### EXERCISE
Repeat the records exactly. Every line must match.

>> START ENTRIES PROVIDED

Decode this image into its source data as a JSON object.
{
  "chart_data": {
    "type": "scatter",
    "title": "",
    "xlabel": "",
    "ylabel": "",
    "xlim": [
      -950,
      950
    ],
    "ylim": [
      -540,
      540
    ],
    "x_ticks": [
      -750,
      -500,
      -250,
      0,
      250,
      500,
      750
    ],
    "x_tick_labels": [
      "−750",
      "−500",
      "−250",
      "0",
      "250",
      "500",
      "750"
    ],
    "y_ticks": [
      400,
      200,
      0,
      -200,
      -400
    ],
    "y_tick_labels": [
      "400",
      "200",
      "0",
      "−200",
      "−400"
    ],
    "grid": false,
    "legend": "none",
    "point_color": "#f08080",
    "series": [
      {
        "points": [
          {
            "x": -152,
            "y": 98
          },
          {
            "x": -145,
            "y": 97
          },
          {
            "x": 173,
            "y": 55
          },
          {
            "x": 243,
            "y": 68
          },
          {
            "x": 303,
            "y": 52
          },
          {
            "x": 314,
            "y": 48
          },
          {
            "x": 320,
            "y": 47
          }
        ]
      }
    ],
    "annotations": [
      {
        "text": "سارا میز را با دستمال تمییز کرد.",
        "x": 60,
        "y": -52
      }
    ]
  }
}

>> END ENTRIES PROVIDED

### OUTPUT FOR THIS EXERCISE
Decode this image into its source data as a JSON object.
{
  "chart_data": {
    "type": "scatter",
    "title": "",
    "xlabel": "",
    "ylabel": "",
    "xlim": [
      -950,
      950
    ],
    "ylim": [
      -540,
      540
    ],
    "x_ticks": [
      -750,
      -500,
      -250,
      0,
      250,
      500,
      750
    ],
    "x_tick_labels": [
      "−750",
      "−500",
      "−250",
      "0",
      "250",
      "500",
      "750"
    ],
    "y_ticks": [
      400,
      200,
      0,
      -200,
      -400
    ],
    "y_tick_labels": [
      "400",
      "200",
      "0",
      "−200",
      "−400"
    ],
    "grid": false,
    "legend": "none",
    "point_color": "#f08080",
    "series": [
      {
        "points": [
          {
            "x": -152,
            "y": 98
          },
          {
            "x": -145,
            "y": 97
          },
          {
            "x": 173,
            "y": 55
          },
          {
            "x": 243,
            "y": 68
          },
          {
            "x": 303,
            "y": 52
          },
          {
            "x": 314,
            "y": 48
          },
          {
            "x": 320,
            "y": 47
          }
        ]
      }
    ],
    "annotations": [
      {
        "text": "سارا میز را با دستمال تمییز کرد.",
        "x": 60,
        "y": -52
      }
    ]
  }
}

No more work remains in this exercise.